» **EXERCISE DETAILS**:
Exact repetition is required: output every record in full.

» **EXERCISE INPUT**:
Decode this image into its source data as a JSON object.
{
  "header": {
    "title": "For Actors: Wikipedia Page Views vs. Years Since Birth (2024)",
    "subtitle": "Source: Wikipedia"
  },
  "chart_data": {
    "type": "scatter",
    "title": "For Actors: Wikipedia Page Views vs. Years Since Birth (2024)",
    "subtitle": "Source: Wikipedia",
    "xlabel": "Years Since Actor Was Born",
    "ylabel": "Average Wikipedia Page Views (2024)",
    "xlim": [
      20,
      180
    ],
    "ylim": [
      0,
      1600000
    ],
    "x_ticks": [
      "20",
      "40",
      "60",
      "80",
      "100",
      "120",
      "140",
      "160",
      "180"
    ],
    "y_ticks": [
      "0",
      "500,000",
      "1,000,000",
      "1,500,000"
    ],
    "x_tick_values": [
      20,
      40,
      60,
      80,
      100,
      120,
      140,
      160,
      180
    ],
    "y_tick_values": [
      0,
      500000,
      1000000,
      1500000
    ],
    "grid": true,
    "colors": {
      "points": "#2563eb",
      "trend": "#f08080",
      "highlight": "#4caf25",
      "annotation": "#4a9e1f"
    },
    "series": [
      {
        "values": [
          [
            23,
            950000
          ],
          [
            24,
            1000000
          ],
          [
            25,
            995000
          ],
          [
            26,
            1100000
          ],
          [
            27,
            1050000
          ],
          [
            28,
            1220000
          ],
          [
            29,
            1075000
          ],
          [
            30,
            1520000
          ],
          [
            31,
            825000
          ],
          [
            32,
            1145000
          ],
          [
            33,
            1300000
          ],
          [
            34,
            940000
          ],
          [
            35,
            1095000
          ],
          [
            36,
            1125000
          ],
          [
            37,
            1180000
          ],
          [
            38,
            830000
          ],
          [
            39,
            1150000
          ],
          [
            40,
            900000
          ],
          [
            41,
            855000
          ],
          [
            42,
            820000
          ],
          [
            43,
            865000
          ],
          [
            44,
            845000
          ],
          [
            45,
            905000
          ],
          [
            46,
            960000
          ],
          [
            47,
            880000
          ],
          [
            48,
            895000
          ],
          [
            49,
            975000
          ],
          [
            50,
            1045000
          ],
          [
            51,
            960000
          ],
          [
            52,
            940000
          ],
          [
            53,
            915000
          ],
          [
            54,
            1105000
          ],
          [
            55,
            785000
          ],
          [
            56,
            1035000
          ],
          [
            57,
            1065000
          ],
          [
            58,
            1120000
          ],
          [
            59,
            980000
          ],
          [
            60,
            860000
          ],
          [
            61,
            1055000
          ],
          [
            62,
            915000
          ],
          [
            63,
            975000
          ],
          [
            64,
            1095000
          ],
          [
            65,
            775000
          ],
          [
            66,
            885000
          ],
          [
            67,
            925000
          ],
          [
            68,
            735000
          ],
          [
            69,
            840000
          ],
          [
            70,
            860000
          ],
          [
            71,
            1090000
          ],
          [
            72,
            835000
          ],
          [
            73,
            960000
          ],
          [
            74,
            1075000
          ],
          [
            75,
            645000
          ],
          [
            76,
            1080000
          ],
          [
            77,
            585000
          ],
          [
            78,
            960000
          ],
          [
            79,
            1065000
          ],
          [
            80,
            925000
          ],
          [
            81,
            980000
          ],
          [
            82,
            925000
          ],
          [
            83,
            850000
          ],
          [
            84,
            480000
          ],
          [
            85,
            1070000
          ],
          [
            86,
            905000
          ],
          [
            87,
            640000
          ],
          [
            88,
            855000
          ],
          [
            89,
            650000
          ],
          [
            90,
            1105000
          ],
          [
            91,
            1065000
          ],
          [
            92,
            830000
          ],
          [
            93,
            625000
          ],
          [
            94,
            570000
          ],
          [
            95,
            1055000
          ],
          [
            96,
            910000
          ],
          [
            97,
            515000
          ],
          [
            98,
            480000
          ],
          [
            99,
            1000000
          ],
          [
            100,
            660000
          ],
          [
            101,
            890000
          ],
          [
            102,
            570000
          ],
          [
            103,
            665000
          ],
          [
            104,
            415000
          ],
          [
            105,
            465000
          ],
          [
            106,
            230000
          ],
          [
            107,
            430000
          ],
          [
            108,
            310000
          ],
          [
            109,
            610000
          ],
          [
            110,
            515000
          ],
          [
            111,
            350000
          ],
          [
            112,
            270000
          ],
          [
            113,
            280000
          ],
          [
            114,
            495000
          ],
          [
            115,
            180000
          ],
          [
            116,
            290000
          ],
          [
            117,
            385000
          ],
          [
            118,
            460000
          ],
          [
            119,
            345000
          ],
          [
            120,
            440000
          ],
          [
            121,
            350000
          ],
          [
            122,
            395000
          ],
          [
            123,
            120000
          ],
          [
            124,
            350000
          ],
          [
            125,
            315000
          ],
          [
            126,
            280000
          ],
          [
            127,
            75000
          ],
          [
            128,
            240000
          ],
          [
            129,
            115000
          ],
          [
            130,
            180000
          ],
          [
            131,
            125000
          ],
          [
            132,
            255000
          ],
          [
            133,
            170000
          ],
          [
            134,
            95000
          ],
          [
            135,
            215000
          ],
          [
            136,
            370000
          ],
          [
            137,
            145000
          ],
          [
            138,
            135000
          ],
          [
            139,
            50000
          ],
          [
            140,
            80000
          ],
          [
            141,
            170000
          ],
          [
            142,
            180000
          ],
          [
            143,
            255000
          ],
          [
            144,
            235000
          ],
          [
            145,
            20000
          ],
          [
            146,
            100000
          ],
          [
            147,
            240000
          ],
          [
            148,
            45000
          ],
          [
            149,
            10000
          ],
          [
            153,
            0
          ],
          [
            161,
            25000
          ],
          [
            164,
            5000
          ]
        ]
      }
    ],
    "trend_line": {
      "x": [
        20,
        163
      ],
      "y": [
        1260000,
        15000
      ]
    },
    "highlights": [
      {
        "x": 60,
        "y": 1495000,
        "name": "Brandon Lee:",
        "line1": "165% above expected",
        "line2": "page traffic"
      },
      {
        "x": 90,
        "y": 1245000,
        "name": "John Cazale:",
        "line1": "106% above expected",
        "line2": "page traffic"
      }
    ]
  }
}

» **TASK RESPONSE**:
Decode this image into its source data as a JSON object.
{
  "header": {
    "title": "For Actors: Wikipedia Page Views vs. Years Since Birth (2024)",
    "subtitle": "Source: Wikipedia"
  },
  "chart_data": {
    "type": "scatter",
    "title": "For Actors: Wikipedia Page Views vs. Years Since Birth (2024)",
    "subtitle": "Source: Wikipedia",
    "xlabel": "Years Since Actor Was Born",
    "ylabel": "Average Wikipedia Page Views (2024)",
    "xlim": [
      20,
      180
    ],
    "ylim": [
      0,
      1600000
    ],
    "x_ticks": [
      "20",
      "40",
      "60",
      "80",
      "100",
      "120",
      "140",
      "160",
      "180"
    ],
    "y_ticks": [
      "0",
      "500,000",
      "1,000,000",
      "1,500,000"
    ],
    "x_tick_values": [
      20,
      40,
      60,
      80,
      100,
      120,
      140,
      160,
      180
    ],
    "y_tick_values": [
      0,
      500000,
      1000000,
      1500000
    ],
    "grid": true,
    "colors": {
      "points": "#2563eb",
      "trend": "#f08080",
      "highlight": "#4caf25",
      "annotation": "#4a9e1f"
    },
    "series": [
      {
        "values": [
          [
            23,
            950000
          ],
          [
            24,
            1000000
          ],
          [
            25,
            995000
          ],
          [
            26,
            1100000
          ],
          [
            27,
            1050000
          ],
          [
            28,
            1220000
          ],
          [
            29,
            1075000
          ],
          [
            30,
            1520000
          ],
          [
            31,
            825000
          ],
          [
            32,
            1145000
          ],
          [
            33,
            1300000
          ],
          [
            34,
            940000
          ],
          [
            35,
            1095000
          ],
          [
            36,
            1125000
          ],
          [
            37,
            1180000
          ],
          [
            38,
            830000
          ],
          [
            39,
            1150000
          ],
          [
            40,
            900000
          ],
          [
            41,
            855000
          ],
          [
            42,
            820000
          ],
          [
            43,
            865000
          ],
          [
            44,
            845000
          ],
          [
            45,
            905000
          ],
          [
            46,
            960000
          ],
          [
            47,
            880000
          ],
          [
            48,
            895000
          ],
          [
            49,
            975000
          ],
          [
            50,
            1045000
          ],
          [
            51,
            960000
          ],
          [
            52,
            940000
          ],
          [
            53,
            915000
          ],
          [
            54,
            1105000
          ],
          [
            55,
            785000
          ],
          [
            56,
            1035000
          ],
          [
            57,
            1065000
          ],
          [
            58,
            1120000
          ],
          [
            59,
            980000
          ],
          [
            60,
            860000
          ],
          [
            61,
            1055000
          ],
          [
            62,
            915000
          ],
          [
            63,
            975000
          ],
          [
            64,
            1095000
          ],
          [
            65,
            775000
          ],
          [
            66,
            885000
          ],
          [
            67,
            925000
          ],
          [
            68,
            735000
          ],
          [
            69,
            840000
          ],
          [
            70,
            860000
          ],
          [
            71,
            1090000
          ],
          [
            72,
            835000
          ],
          [
            73,
            960000
          ],
          [
            74,
            1075000
          ],
          [
            75,
            645000
          ],
          [
            76,
            1080000
          ],
          [
            77,
            585000
          ],
          [
            78,
            960000
          ],
          [
            79,
            1065000
          ],
          [
            80,
            925000
          ],
          [
            81,
            980000
          ],
          [
            82,
            925000
          ],
          [
            83,
            850000
          ],
          [
            84,
            480000
          ],
          [
            85,
            1070000
          ],
          [
            86,
            905000
          ],
          [
            87,
            640000
          ],
          [
            88,
            855000
          ],
          [
            89,
            650000
          ],
          [
            90,
            1105000
          ],
          [
            91,
            1065000
          ],
          [
            92,
            830000
          ],
          [
            93,
            625000
          ],
          [
            94,
            570000
          ],
          [
            95,
            1055000
          ],
          [
            96,
            910000
          ],
          [
            97,
            515000
          ],
          [
            98,
            480000
          ],
          [
            99,
            1000000
          ],
          [
            100,
            660000
          ],
          [
            101,
            890000
          ],
          [
            102,
            570000
          ],
          [
            103,
            665000
          ],
          [
            104,
            415000
          ],
          [
            105,
            465000
          ],
          [
            106,
            230000
          ],
          [
            107,
            430000
          ],
          [
            108,
            310000
          ],
          [
            109,
            610000
          ],
          [
            110,
            515000
          ],
          [
            111,
            350000
          ],
          [
            112,
            270000
          ],
          [
            113,
            280000
          ],
          [
            114,
            495000
          ],
          [
            115,
            180000
          ],
          [
            116,
            290000
          ],
          [
            117,
            385000
          ],
          [
            118,
            460000
          ],
          [
            119,
            345000
          ],
          [
            120,
            440000
          ],
          [
            121,
            350000
          ],
          [
            122,
            395000
          ],
          [
            123,
            120000
          ],
          [
            124,
            350000
          ],
          [
            125,
            315000
          ],
          [
            126,
            280000
          ],
          [
            127,
            75000
          ],
          [
            128,
            240000
          ],
          [
            129,
            115000
          ],
          [
            130,
            180000
          ],
          [
            131,
            125000
          ],
          [
            132,
            255000
          ],
          [
            133,
            170000
          ],
          [
            134,
            95000
          ],
          [
            135,
            215000
          ],
          [
            136,
            370000
          ],
          [
            137,
            145000
          ],
          [
            138,
            135000
          ],
          [
            139,
            50000
          ],
          [
            140,
            80000
          ],
          [
            141,
            170000
          ],
          [
            142,
            180000
          ],
          [
            143,
            255000
          ],
          [
            144,
            235000
          ],
          [
            145,
            20000
          ],
          [
            146,
            100000
          ],
          [
            147,
            240000
          ],
          [
            148,
            45000
          ],
          [
            149,
            10000
          ],
          [
            153,
            0
          ],
          [
            161,
            25000
          ],
          [
            164,
            5000
          ]
        ]
      }
    ],
    "trend_line": {
      "x": [
        20,
        163
      ],
      "y": [
        1260000,
        15000
      ]
    },
    "highlights": [
      {
        "x": 60,
        "y": 1495000,
        "name": "Brandon Lee:",
        "line1": "165% above expected",
        "line2": "page traffic"
      },
      {
        "x": 90,
        "y": 1245000,
        "name": "John Cazale:",
        "line1": "106% above expected",
        "line2": "page traffic"
      }
    ]
  }
}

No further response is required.